Request: In the forum thread on proving the kernel matrix inequality, which tool did one commenter use to test a few million examples, and in which dimensions?

Proving the following inequality (positive def. matrix)

I'm trying to prove (or disprove) the following:

$$\sum_{i=1}^{N} \sum_{j=1}^{N} c_i c_j K_{ij} \geq 0$$ where $$c \in \mathbb{R}^N$$, and $$K_{ij}$$ is referring to a kernel matrix:

$$K_{ij} = K(x_i,x_j) = \frac{\sum_{k=1}^{N} \min(x_{ik}, x_{jk})}{\sum_{k=1}^{N} \max(x_{ik}, x_{jk})}$$ Here, $$x \in \mathbb{R}^N \geq 0$$.

I'm basically trying to prove that $$K_{ij}$$ is a positive definite matrix, so I can use it as a Kernel, but I'm really stuck trying to work with $$\max$$

Edit: the function I'm refering to is:

$$K(u,v) = \frac{\sum_{k=1}^{N} \min(u_{k}, v_{k})}{\sum_{k=1}^{N} \max(u_{k}, v_{k})}$$ where $$u, v \in \mathbb{R}^N \geq 0$$

• Ok, I would usually write $x^{(i)}$ for the vector and $x^{(i)}_k$ for the $k$th entry of the $i$th vector, then it is clear, which variable is for the sequence of vectors and which one is meant for the entry (but that is personal preference). The notation $x_{ik}$ makes not much sense, $(x_i)_k$ would be slightly better, but quite ugly. Enough ranting about notation :D I'll think abou the problem. Commented Apr 25, 2021 at 20:24
• @Rammus My interpretation of the construction is: Pick vectors $x_1, \ldots, x_N \in \mathbb R^N$ and define a matrix $K = (K_{ij})$, where $K_{ij} = K(x_i, x_j)$. The question is then whether the symmetric form defined by $K$ is (semi) positive-definite. But you're right that the function $K$ itself is not homogeneous (we only have $\alpha K(x, y) = K(\alpha x, \alpha y)$) and does not define an inner product. ("Semi"-positive because if all the $x_j$ are equal we only get a semipositive matrix.) Commented Apr 26, 2021 at 8:44
• I've been trying to find a counterexample and am starting to lean towards this actually being true. In dimension 2 this is true. In dimension 3 (and higher), the matrix we get has 1 on the diagonal and the entries off-diagonal are between 0 and 1. Those matrices are not all positive-semidefinite. However, no matter how I try to pick my vectors, I can't land in a region of non-semidefinite matrices. I had numpy crunch through a few million examples in dimensions 5 and 10 and it didn't find a counterexample. Commented Apr 27, 2021 at 20:18
• @Norhther: The definition you are checking is different from the requirement for a Kernel function. Are you sure this is what you need? In fact, the standard definition of positive definite would require a general $n$ instead of the dimension of the domain $N$. Check also the domain of definition. I do not think your function works in $(0,0)$.

Supplied material:
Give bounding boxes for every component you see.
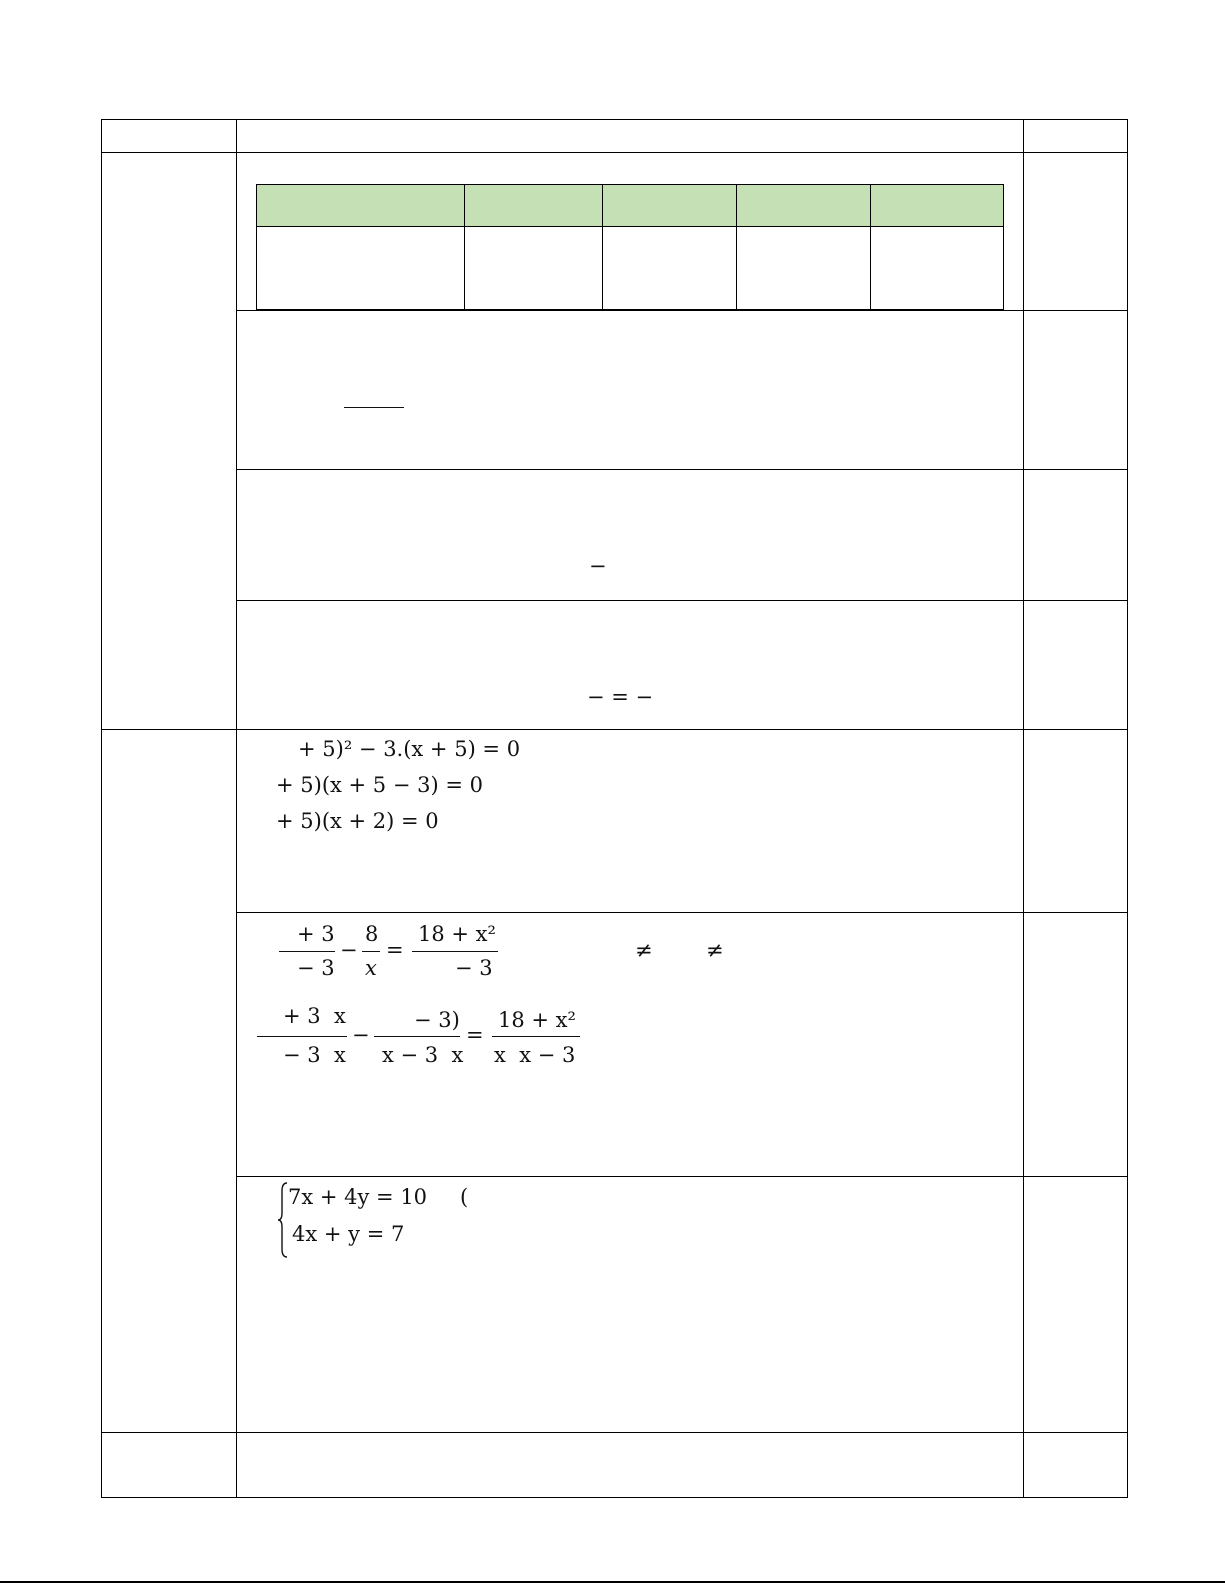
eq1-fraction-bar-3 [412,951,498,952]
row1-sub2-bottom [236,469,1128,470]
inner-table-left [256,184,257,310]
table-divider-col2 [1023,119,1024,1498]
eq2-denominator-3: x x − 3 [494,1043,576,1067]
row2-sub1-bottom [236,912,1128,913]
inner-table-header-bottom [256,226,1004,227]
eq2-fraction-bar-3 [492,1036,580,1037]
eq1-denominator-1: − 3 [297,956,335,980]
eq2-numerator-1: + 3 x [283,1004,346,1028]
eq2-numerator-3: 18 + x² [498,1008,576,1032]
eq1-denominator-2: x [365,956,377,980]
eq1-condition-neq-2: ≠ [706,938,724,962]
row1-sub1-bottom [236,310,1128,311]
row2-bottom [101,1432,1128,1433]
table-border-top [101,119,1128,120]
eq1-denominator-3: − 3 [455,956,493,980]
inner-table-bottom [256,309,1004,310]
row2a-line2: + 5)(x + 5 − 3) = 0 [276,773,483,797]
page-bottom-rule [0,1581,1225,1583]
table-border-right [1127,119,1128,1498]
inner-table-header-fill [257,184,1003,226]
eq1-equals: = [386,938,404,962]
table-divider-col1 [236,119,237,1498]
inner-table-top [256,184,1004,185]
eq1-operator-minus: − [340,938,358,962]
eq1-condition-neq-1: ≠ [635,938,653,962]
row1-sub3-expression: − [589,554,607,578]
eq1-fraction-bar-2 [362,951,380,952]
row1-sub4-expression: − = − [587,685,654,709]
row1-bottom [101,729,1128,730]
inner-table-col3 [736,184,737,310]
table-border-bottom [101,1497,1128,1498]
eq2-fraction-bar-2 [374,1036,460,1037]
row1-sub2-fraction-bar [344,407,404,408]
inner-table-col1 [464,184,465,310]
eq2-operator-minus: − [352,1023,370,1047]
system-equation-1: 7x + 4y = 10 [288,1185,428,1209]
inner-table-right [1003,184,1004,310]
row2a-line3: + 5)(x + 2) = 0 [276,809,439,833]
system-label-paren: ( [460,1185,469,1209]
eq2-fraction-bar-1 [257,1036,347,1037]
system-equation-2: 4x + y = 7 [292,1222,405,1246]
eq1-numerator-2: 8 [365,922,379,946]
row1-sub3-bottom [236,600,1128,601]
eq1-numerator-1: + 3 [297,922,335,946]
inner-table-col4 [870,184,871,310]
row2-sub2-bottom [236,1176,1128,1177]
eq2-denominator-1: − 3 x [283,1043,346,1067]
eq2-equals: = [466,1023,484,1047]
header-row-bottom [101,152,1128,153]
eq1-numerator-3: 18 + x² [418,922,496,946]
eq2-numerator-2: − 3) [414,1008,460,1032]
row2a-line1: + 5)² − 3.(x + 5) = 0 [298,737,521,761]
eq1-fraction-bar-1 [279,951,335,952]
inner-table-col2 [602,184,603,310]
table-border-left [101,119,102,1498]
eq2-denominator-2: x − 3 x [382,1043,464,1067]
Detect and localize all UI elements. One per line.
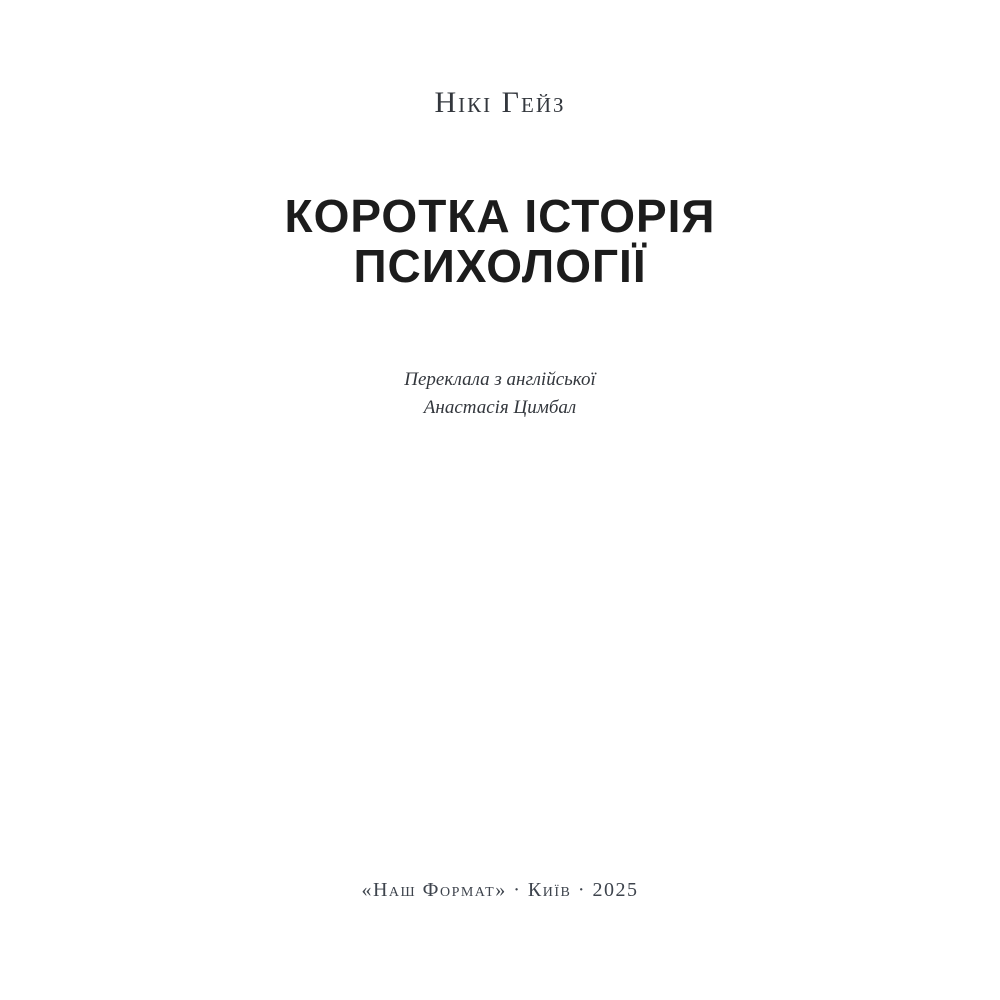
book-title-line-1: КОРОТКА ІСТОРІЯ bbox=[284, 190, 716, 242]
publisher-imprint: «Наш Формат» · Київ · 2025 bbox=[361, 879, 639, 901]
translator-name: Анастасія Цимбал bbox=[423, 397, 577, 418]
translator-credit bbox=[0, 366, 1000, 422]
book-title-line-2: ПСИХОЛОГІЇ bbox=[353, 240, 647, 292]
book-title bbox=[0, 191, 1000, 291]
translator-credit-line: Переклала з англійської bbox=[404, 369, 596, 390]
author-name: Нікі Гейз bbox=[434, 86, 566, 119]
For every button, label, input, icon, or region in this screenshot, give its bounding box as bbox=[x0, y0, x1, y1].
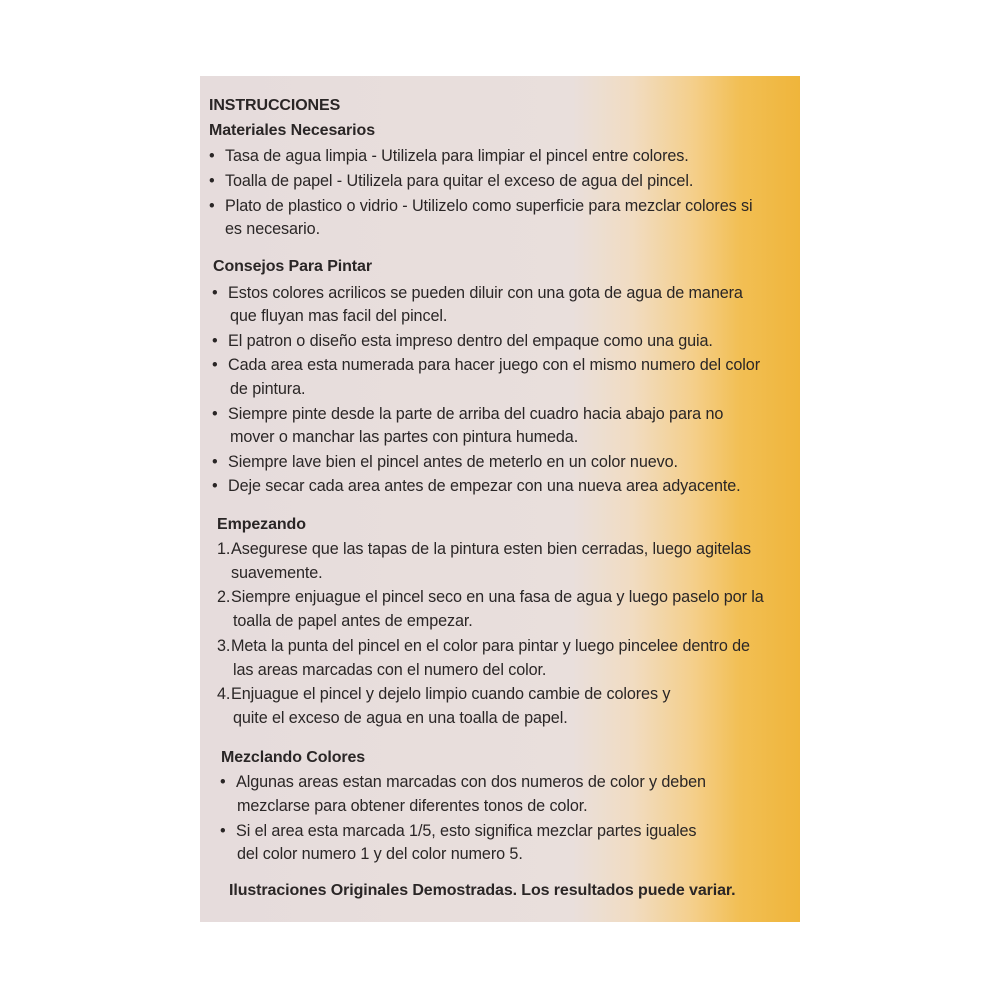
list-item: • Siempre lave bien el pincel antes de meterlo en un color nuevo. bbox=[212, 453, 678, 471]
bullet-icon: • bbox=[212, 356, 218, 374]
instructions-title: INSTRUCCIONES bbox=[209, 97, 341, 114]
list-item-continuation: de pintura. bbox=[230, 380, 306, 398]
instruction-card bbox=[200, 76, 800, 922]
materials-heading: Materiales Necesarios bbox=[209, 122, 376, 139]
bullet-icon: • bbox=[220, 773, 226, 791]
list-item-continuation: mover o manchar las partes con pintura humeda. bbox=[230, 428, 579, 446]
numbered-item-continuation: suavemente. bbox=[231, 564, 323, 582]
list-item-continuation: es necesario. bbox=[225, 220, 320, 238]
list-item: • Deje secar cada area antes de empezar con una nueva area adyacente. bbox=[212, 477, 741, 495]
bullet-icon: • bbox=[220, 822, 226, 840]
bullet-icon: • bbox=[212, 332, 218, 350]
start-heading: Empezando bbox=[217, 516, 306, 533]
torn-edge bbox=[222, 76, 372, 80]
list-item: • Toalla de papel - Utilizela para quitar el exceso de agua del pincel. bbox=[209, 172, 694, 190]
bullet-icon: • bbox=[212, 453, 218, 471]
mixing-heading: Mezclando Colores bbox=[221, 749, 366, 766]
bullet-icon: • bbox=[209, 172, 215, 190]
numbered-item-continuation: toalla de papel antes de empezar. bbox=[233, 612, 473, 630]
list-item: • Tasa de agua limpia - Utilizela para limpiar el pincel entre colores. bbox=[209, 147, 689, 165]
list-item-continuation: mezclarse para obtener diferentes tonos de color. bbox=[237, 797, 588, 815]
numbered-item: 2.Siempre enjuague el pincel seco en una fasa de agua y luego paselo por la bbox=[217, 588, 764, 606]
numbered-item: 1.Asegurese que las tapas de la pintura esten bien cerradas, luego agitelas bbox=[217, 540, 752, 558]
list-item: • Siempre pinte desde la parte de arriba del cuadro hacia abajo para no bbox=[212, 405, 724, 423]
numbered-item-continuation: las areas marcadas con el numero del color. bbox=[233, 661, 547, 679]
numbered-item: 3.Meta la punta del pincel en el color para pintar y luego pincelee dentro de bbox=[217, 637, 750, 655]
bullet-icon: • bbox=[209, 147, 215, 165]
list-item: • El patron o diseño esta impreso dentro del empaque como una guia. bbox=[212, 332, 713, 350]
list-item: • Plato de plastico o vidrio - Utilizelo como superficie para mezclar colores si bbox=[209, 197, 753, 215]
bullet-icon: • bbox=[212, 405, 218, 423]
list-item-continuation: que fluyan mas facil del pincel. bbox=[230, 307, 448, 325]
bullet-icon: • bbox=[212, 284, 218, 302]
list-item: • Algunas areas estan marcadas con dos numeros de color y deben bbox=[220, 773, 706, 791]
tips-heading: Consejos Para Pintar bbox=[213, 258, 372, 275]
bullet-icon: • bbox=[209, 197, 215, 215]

The result: numpy, in dimensions 5 and 10.